Aim:
Below are the records. Gather each line that holds "junction".

[Records contained in a dataset]

+++++

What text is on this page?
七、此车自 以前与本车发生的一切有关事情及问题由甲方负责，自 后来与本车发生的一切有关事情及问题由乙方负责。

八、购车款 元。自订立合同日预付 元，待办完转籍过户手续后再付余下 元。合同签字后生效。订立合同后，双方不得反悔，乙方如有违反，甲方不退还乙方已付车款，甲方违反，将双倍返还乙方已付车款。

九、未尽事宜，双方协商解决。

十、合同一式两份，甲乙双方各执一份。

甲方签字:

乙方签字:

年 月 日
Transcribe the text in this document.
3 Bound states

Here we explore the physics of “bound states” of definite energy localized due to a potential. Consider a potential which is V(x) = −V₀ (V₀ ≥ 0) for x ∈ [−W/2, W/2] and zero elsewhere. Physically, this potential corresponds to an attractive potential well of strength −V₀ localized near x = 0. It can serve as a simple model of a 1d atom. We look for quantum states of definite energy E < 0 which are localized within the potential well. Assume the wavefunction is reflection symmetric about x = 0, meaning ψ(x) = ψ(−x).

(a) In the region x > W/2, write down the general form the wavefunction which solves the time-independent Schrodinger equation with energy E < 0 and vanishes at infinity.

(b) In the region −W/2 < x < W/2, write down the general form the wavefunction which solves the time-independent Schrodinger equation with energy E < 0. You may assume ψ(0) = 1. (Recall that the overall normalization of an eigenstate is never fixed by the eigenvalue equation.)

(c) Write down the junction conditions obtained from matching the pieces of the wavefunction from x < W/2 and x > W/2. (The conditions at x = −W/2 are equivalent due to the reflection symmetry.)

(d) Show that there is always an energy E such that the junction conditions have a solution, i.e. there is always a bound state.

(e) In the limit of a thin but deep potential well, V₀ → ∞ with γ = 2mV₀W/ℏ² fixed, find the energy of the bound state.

+++++

Full solution:
(c) Write down the junction conditions obtained from matching the pieces of the wavefunction from x < W/2 and x > W/2. (The conditions at x = −W/2 are equivalent due to the reflection symmetry.)
(d) Show that there is always an energy E such that the junction conditions have a solution, i.e. there is always a bound state.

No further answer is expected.